EXERCISE GOAL:
Copy each line that contains the word "深入孕育".
--- Start LISTED RECORDS ---
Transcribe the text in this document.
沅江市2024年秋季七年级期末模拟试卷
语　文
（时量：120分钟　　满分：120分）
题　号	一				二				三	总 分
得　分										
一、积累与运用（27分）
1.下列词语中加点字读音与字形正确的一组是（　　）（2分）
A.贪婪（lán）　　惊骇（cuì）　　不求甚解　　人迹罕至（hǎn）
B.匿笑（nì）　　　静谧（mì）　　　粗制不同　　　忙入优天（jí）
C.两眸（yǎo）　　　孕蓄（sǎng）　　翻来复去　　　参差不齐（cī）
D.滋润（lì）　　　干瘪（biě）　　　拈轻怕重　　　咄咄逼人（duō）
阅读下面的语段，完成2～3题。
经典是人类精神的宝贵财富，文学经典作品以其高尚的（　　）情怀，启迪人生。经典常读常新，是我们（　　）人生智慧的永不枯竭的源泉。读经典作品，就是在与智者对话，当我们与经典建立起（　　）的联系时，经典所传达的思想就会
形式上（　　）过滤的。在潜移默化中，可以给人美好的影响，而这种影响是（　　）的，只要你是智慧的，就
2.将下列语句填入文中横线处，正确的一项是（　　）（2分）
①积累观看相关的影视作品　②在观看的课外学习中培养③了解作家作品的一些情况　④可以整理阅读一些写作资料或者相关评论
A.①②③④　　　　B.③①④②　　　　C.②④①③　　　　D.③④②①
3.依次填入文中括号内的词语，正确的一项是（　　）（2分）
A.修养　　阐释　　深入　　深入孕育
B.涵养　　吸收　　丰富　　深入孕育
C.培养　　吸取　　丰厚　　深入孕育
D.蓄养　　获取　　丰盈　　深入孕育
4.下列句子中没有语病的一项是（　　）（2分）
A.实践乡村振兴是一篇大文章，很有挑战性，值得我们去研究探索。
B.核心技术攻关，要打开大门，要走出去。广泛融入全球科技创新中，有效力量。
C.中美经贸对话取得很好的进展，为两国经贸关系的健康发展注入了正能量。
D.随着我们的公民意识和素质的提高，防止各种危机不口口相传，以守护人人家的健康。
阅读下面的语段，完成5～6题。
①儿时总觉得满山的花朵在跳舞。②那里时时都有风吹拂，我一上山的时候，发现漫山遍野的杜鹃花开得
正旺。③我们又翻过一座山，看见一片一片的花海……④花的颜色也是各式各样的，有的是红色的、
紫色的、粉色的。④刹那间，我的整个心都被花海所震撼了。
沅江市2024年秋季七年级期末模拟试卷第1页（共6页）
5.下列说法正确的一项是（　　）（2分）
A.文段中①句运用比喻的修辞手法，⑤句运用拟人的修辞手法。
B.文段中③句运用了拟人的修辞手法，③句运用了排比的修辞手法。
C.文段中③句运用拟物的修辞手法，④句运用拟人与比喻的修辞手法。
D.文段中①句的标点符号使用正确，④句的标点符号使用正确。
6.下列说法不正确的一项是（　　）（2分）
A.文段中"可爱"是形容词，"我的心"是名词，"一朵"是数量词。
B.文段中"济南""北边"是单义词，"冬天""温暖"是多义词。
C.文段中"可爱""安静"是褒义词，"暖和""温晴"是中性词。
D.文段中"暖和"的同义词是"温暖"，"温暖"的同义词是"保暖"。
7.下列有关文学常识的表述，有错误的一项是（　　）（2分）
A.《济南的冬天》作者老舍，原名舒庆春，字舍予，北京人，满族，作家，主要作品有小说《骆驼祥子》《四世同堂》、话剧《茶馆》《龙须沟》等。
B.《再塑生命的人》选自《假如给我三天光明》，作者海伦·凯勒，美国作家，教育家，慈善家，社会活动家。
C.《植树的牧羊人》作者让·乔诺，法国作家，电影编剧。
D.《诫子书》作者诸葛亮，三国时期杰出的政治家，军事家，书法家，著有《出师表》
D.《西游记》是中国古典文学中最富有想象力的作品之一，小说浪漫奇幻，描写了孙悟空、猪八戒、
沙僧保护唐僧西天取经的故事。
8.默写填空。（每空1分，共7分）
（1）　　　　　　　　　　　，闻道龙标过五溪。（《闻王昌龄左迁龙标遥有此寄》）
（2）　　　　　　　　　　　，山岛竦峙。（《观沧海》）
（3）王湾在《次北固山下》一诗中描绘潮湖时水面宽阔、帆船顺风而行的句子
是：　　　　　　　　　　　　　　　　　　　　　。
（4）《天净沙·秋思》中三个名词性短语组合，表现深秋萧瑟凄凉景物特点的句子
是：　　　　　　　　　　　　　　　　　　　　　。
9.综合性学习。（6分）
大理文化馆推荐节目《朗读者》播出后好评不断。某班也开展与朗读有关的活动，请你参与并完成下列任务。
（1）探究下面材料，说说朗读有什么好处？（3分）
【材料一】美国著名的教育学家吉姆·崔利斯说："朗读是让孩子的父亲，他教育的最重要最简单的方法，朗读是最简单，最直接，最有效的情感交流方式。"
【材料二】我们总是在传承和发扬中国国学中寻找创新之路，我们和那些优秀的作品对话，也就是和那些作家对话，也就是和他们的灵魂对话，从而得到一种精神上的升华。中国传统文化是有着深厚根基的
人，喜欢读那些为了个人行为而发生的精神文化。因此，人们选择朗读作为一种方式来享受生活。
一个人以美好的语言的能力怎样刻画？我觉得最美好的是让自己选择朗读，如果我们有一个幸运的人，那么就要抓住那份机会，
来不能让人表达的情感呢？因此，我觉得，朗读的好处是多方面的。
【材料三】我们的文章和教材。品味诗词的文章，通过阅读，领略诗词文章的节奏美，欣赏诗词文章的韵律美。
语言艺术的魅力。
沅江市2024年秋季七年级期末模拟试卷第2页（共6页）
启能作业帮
--- End LISTED RECORDS ---
ANSWER BELOW:
A.修养　　阐释　　深入　　深入孕育
B.涵养　　吸收　　丰富　　深入孕育
C.培养　　吸取　　丰厚　　深入孕育
D.蓄养　　获取　　丰盈　　深入孕育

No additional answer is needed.